◆ **Available data**
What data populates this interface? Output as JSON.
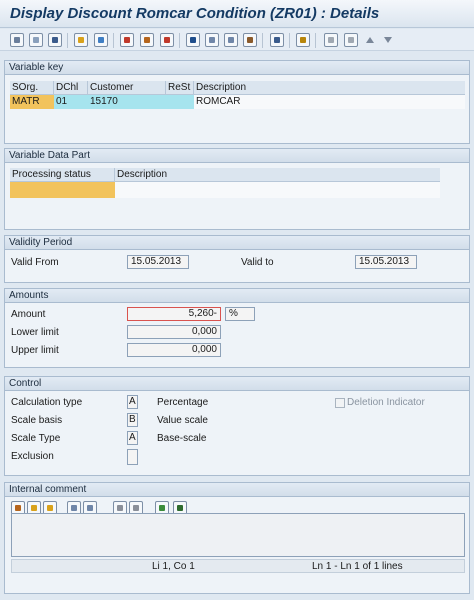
{
  "window": {
    "title": "Display Discount Romcar Condition (ZR01) : Details"
  },
  "toolbar": {
    "icons": [
      "other-condition-icon",
      "find-icon",
      "save-icon",
      "new-entries-icon",
      "copy-icon",
      "display-icon",
      "print-icon",
      "check-icon",
      "info-icon",
      "details-icon",
      "condition-rec-icon",
      "scales-icon",
      "user-icon",
      "export-icon",
      "first-page-icon",
      "last-page-icon",
      "up-arrow-icon",
      "down-arrow-icon"
    ]
  },
  "variable_key": {
    "title": "Variable key",
    "headers": [
      "SOrg.",
      "DChl",
      "Customer",
      "ReSt",
      "Description"
    ],
    "row": [
      "MATR",
      "01",
      "15170",
      "",
      "ROMCAR"
    ]
  },
  "variable_data": {
    "title": "Variable Data Part",
    "headers": [
      "Processing status",
      "Description"
    ]
  },
  "validity": {
    "title": "Validity Period",
    "valid_from_label": "Valid From",
    "valid_from": "15.05.2013",
    "valid_to_label": "Valid to",
    "valid_to": "15.05.2013"
  },
  "amounts": {
    "title": "Amounts",
    "amount_label": "Amount",
    "amount_value": "5,260-",
    "amount_unit": "%",
    "lower_label": "Lower limit",
    "lower_value": "0,000",
    "upper_label": "Upper limit",
    "upper_value": "0,000"
  },
  "control": {
    "title": "Control",
    "calc_type_label": "Calculation type",
    "calc_type_code": "A",
    "calc_type_text": "Percentage",
    "scale_basis_label": "Scale basis",
    "scale_basis_code": "B",
    "scale_basis_text": "Value scale",
    "scale_type_label": "Scale Type",
    "scale_type_code": "A",
    "scale_type_text": "Base-scale",
    "exclusion_label": "Exclusion",
    "exclusion_code": "",
    "deletion_label": "Deletion Indicator"
  },
  "comment": {
    "title": "Internal comment",
    "status_pos": "Li 1, Co 1",
    "status_lines": "Ln 1 - Ln 1 of 1 lines"
  }
}
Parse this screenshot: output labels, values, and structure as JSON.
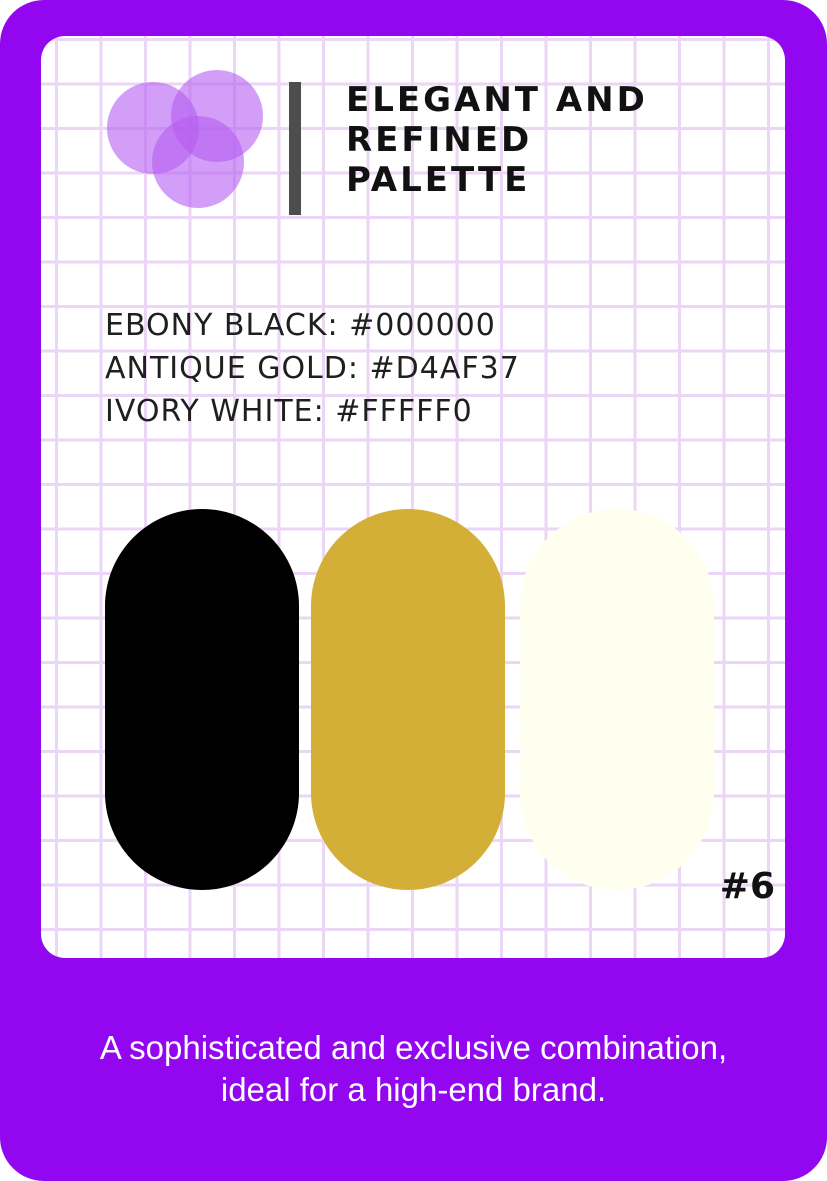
{
  "card": {
    "title_lines": [
      "ELEGANT AND",
      "REFINED",
      "PALETTE"
    ],
    "colors": [
      {
        "label": "EBONY BLACK: #000000",
        "hex": "#000000"
      },
      {
        "label": "ANTIQUE GOLD: #D4AF37",
        "hex": "#D4AF37"
      },
      {
        "label": "IVORY WHITE: #FFFFF0",
        "hex": "#FFFFF0"
      }
    ],
    "number": "#6",
    "caption_lines": [
      "A sophisticated and exclusive combination,",
      "ideal for a high-end brand."
    ]
  },
  "theme": {
    "frame": "#9206F0",
    "grid_line": "#ECD6F5",
    "logo_circle": "#B65EF2"
  },
  "icons": {
    "logo": "three-overlapping-circles-logo"
  }
}
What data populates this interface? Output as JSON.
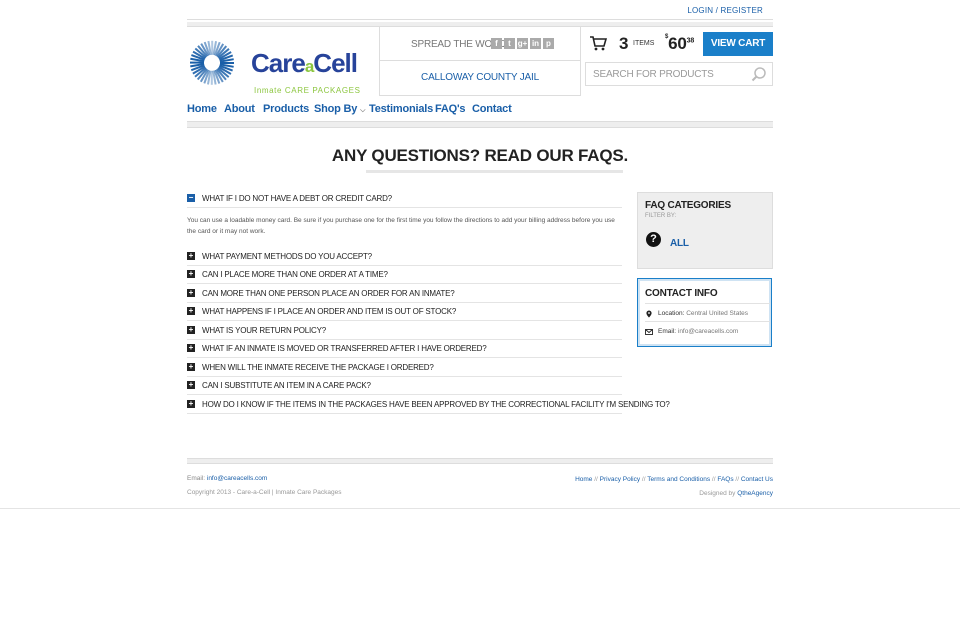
{
  "top": {
    "login_register": "LOGIN / REGISTER"
  },
  "logo": {
    "brand_care": "Care",
    "brand_a": "a",
    "brand_cell": "Cell",
    "tagline": "Inmate CARE PACKAGES"
  },
  "spread": {
    "label": "SPREAD THE WORD",
    "social": [
      "f",
      "t",
      "g+",
      "in",
      "p"
    ]
  },
  "facility": {
    "name": "CALLOWAY COUNTY JAIL"
  },
  "cart": {
    "count": "3",
    "items_label": "ITEMS",
    "currency": "$",
    "price_main": "60",
    "price_cents": "38",
    "view_cart": "VIEW CART"
  },
  "search": {
    "placeholder": "SEARCH FOR PRODUCTS"
  },
  "nav": {
    "items": [
      "Home",
      "About",
      "Products",
      "Shop By",
      "Testimonials",
      "FAQ's",
      "Contact"
    ]
  },
  "main": {
    "heading": "ANY QUESTIONS? READ OUR FAQS."
  },
  "faq": {
    "items": [
      {
        "q": "WHAT IF I DO NOT HAVE A DEBT OR CREDIT CARD?",
        "open": true
      },
      {
        "q": "WHAT PAYMENT METHODS DO YOU ACCEPT?"
      },
      {
        "q": "CAN I PLACE MORE THAN ONE ORDER AT A TIME?"
      },
      {
        "q": "CAN MORE THAN ONE PERSON PLACE AN ORDER FOR AN INMATE?"
      },
      {
        "q": "WHAT HAPPENS IF I PLACE AN ORDER AND ITEM IS OUT OF STOCK?"
      },
      {
        "q": "WHAT IS YOUR RETURN POLICY?"
      },
      {
        "q": "WHAT IF AN INMATE IS MOVED OR TRANSFERRED AFTER I HAVE ORDERED?"
      },
      {
        "q": "WHEN WILL THE INMATE RECEIVE THE PACKAGE I ORDERED?"
      },
      {
        "q": "CAN I SUBSTITUTE AN ITEM IN A CARE PACK?"
      },
      {
        "q": "HOW DO I KNOW IF THE ITEMS IN THE PACKAGES HAVE BEEN APPROVED BY THE CORRECTIONAL FACILITY I'M SENDING TO?"
      }
    ],
    "answer": "You can use a loadable money card.  Be sure if you purchase one for the first time you follow the directions to add your billing address before you use the card or it may not work."
  },
  "categories": {
    "title": "FAQ CATEGORIES",
    "filter_label": "FILTER BY:",
    "all": "ALL"
  },
  "contact": {
    "title": "CONTACT INFO",
    "location_label": "Location:",
    "location": "Central United States",
    "email_label": "Email:",
    "email": "info@careacells.com"
  },
  "footer": {
    "email_label": "Email:",
    "email": "info@careacells.com",
    "copyright": "Copyright 2013 - Care-a-Cell | Inmate Care Packages",
    "links": [
      "Home",
      "Privacy Policy",
      "Terms and Conditions",
      "FAQs",
      "Contact Us"
    ],
    "designed_by_label": "Designed by",
    "designed_by": "QtheAgency"
  },
  "colors": {
    "accent": "#1a7fc9",
    "link": "#1a5fa8",
    "brand_navy": "#27439a",
    "brand_green": "#8cc63f"
  }
}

◆ **What the task asks**
Go through the material above and count the lines that include "limit". Give the number alone.

◆ **Solution below**
2